• Task
Will you output all of the data below exactly, omitting the images?

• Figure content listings
## start

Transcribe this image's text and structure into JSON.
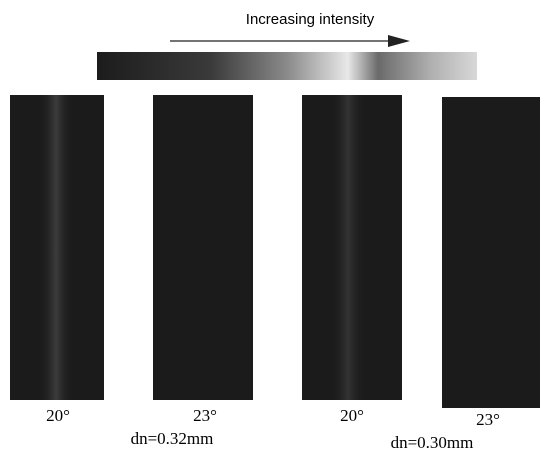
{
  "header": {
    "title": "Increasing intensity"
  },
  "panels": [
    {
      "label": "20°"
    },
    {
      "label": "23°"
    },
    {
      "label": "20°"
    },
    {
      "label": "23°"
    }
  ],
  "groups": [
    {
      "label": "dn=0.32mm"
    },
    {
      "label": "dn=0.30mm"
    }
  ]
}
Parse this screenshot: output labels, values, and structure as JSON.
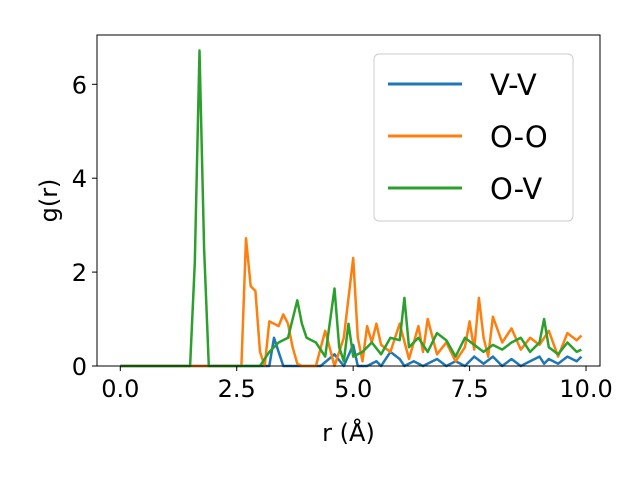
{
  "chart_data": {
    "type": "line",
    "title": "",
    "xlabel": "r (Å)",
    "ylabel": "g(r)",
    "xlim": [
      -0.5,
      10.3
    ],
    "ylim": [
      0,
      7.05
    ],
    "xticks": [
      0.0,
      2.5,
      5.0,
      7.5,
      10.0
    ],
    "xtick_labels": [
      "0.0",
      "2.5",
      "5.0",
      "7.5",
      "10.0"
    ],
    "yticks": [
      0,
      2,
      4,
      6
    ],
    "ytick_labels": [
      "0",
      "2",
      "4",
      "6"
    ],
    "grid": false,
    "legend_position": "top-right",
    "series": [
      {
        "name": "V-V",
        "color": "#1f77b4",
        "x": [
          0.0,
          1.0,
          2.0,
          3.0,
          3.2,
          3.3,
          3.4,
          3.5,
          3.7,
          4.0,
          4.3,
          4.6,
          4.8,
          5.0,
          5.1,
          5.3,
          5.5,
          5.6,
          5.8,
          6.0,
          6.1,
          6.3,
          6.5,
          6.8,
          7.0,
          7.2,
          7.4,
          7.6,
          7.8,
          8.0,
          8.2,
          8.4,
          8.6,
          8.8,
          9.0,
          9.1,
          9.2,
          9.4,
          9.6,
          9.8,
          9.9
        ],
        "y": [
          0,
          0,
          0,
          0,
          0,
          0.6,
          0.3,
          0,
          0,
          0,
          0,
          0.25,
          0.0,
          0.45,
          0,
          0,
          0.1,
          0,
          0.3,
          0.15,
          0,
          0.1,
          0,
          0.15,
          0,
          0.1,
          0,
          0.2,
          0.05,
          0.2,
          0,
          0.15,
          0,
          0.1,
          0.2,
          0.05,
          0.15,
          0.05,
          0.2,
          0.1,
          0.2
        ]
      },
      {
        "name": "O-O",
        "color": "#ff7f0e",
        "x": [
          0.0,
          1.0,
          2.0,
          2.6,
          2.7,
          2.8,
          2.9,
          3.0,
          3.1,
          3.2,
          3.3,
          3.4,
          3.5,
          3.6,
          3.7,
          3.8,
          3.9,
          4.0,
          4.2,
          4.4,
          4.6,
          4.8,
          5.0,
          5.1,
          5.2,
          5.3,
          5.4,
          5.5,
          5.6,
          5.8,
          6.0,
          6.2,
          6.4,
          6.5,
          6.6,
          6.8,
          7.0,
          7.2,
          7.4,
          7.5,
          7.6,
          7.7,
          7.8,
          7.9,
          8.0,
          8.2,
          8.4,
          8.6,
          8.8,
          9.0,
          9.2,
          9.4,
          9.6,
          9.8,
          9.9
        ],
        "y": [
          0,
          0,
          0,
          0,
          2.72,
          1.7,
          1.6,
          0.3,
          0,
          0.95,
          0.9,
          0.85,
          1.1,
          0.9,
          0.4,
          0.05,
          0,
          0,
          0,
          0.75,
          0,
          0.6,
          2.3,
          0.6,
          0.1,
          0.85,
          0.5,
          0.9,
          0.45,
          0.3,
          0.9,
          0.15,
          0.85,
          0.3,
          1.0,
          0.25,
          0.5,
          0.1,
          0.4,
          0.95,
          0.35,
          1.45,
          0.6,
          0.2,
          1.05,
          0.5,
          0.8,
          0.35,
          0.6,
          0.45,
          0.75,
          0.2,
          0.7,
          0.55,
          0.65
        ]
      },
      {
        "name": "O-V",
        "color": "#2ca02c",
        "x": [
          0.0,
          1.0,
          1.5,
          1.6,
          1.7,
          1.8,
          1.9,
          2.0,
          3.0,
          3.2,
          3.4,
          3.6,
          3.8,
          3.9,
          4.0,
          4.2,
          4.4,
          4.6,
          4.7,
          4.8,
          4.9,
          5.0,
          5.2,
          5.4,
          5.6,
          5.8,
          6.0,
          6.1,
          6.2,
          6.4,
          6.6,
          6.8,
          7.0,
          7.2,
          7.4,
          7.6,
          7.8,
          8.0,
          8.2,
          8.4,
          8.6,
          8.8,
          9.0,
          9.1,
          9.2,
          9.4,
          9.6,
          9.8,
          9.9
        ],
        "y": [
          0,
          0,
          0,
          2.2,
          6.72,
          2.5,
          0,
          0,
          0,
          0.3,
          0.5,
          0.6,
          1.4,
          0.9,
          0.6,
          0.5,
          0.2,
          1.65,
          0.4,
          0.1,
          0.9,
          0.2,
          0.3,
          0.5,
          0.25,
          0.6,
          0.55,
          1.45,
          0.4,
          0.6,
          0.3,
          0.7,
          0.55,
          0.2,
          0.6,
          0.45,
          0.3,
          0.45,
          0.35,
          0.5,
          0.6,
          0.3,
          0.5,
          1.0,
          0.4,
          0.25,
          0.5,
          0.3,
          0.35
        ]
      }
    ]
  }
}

## end

• Problem solution
Transcribe this image's text and structure into JSON.
{
  "header": {
    "title": "Increasing intensity"
  },
  "panels": [
    {
      "label": "20°"
    },
    {
      "label": "23°"
    },
    {
      "label": "20°"
    },
    {
      "label": "23°"
    }
  ],
  "groups": [
    {
      "label": "dn=0.32mm"
    },
    {
      "label": "dn=0.30mm"
    }
  ]
}
Parse this screenshot: output labels, values, and structure as JSON.
{
  "chart_data": {
    "type": "line",
    "title": "",
    "xlabel": "r (Å)",
    "ylabel": "g(r)",
    "xlim": [
      -0.5,
      10.3
    ],
    "ylim": [
      0,
      7.05
    ],
    "xticks": [
      0.0,
      2.5,
      5.0,
      7.5,
      10.0
    ],
    "xtick_labels": [
      "0.0",
      "2.5",
      "5.0",
      "7.5",
      "10.0"
    ],
    "yticks": [
      0,
      2,
      4,
      6
    ],
    "ytick_labels": [
      "0",
      "2",
      "4",
      "6"
    ],
    "grid": false,
    "legend_position": "top-right",
    "series": [
      {
        "name": "V-V",
        "color": "#1f77b4",
        "x": [
          0.0,
          1.0,
          2.0,
          3.0,
          3.2,
          3.3,
          3.4,
          3.5,
          3.7,
          4.0,
          4.3,
          4.6,
          4.8,
          5.0,
          5.1,
          5.3,
          5.5,
          5.6,
          5.8,
          6.0,
          6.1,
          6.3,
          6.5,
          6.8,
          7.0,
          7.2,
          7.4,
          7.6,
          7.8,
          8.0,
          8.2,
          8.4,
          8.6,
          8.8,
          9.0,
          9.1,
          9.2,
          9.4,
          9.6,
          9.8,
          9.9
        ],
        "y": [
          0,
          0,
          0,
          0,
          0,
          0.6,
          0.3,
          0,
          0,
          0,
          0,
          0.25,
          0.0,
          0.45,
          0,
          0,
          0.1,
          0,
          0.3,
          0.15,
          0,
          0.1,
          0,
          0.15,
          0,
          0.1,
          0,
          0.2,
          0.05,
          0.2,
          0,
          0.15,
          0,
          0.1,
          0.2,
          0.05,
          0.15,
          0.05,
          0.2,
          0.1,
          0.2
        ]
      },
      {
        "name": "O-O",
        "color": "#ff7f0e",
        "x": [
          0.0,
          1.0,
          2.0,
          2.6,
          2.7,
          2.8,
          2.9,
          3.0,
          3.1,
          3.2,
          3.3,
          3.4,
          3.5,
          3.6,
          3.7,
          3.8,
          3.9,
          4.0,
          4.2,
          4.4,
          4.6,
          4.8,
          5.0,
          5.1,
          5.2,
          5.3,
          5.4,
          5.5,
          5.6,
          5.8,
          6.0,
          6.2,
          6.4,
          6.5,
          6.6,
          6.8,
          7.0,
          7.2,
          7.4,
          7.5,
          7.6,
          7.7,
          7.8,
          7.9,
          8.0,
          8.2,
          8.4,
          8.6,
          8.8,
          9.0,
          9.2,
          9.4,
          9.6,
          9.8,
          9.9
        ],
        "y": [
          0,
          0,
          0,
          0,
          2.72,
          1.7,
          1.6,
          0.3,
          0,
          0.95,
          0.9,
          0.85,
          1.1,
          0.9,
          0.4,
          0.05,
          0,
          0,
          0,
          0.75,
          0,
          0.6,
          2.3,
          0.6,
          0.1,
          0.85,
          0.5,
          0.9,
          0.45,
          0.3,
          0.9,
          0.15,
          0.85,
          0.3,
          1.0,
          0.25,
          0.5,
          0.1,
          0.4,
          0.95,
          0.35,
          1.45,
          0.6,
          0.2,
          1.05,
          0.5,
          0.8,
          0.35,
          0.6,
          0.45,
          0.75,
          0.2,
          0.7,
          0.55,
          0.65
        ]
      },
      {
        "name": "O-V",
        "color": "#2ca02c",
        "x": [
          0.0,
          1.0,
          1.5,
          1.6,
          1.7,
          1.8,
          1.9,
          2.0,
          3.0,
          3.2,
          3.4,
          3.6,
          3.8,
          3.9,
          4.0,
          4.2,
          4.4,
          4.6,
          4.7,
          4.8,
          4.9,
          5.0,
          5.2,
          5.4,
          5.6,
          5.8,
          6.0,
          6.1,
          6.2,
          6.4,
          6.6,
          6.8,
          7.0,
          7.2,
          7.4,
          7.6,
          7.8,
          8.0,
          8.2,
          8.4,
          8.6,
          8.8,
          9.0,
          9.1,
          9.2,
          9.4,
          9.6,
          9.8,
          9.9
        ],
        "y": [
          0,
          0,
          0,
          2.2,
          6.72,
          2.5,
          0,
          0,
          0,
          0.3,
          0.5,
          0.6,
          1.4,
          0.9,
          0.6,
          0.5,
          0.2,
          1.65,
          0.4,
          0.1,
          0.9,
          0.2,
          0.3,
          0.5,
          0.25,
          0.6,
          0.55,
          1.45,
          0.4,
          0.6,
          0.3,
          0.7,
          0.55,
          0.2,
          0.6,
          0.45,
          0.3,
          0.45,
          0.35,
          0.5,
          0.6,
          0.3,
          0.5,
          1.0,
          0.4,
          0.25,
          0.5,
          0.3,
          0.35
        ]
      }
    ]
  }
}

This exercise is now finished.